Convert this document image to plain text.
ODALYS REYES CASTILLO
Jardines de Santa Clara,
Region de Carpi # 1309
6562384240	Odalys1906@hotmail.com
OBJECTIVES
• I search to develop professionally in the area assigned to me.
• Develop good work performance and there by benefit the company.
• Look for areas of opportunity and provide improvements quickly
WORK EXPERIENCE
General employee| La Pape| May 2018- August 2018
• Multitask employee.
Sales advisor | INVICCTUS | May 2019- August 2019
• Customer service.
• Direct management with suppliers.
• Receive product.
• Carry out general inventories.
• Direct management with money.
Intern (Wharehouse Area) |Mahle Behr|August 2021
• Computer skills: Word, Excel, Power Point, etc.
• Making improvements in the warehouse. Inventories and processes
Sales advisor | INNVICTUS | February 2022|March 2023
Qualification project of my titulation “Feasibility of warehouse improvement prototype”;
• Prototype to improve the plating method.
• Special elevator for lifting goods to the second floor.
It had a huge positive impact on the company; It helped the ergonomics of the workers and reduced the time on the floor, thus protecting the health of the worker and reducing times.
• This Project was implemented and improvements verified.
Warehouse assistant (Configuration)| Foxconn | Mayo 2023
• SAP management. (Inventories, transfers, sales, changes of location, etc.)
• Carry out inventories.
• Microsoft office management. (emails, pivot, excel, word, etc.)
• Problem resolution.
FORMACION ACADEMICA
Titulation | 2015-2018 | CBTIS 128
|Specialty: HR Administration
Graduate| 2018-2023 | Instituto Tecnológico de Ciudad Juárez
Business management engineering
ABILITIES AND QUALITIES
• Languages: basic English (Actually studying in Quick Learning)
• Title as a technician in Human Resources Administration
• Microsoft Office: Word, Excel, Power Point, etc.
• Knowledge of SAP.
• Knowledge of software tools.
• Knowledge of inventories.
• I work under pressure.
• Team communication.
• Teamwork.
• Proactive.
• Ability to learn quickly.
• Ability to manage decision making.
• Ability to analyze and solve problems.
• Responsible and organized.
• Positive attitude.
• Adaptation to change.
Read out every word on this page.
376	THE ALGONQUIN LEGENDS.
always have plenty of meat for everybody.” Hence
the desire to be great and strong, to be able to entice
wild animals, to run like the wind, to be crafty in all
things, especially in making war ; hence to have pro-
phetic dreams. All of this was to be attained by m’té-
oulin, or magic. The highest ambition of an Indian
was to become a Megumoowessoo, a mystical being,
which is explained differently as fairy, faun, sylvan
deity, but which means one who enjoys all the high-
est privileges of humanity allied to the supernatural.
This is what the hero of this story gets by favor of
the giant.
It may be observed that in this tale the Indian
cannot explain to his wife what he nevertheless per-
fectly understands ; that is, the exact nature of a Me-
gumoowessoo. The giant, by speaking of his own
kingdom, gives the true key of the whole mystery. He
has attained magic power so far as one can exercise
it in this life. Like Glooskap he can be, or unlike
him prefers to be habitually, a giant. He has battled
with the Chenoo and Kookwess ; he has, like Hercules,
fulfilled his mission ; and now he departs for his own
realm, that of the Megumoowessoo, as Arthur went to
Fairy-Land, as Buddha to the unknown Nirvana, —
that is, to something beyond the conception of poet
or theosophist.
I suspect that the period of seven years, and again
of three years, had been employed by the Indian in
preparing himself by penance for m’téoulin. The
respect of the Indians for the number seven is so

## REQUIRED WORK
Gather each line from the listing above that holds "have".

## EXERCISE OUTPUT
always have plenty of meat for everybody.” Hence
things, especially in making war ; hence to have pro-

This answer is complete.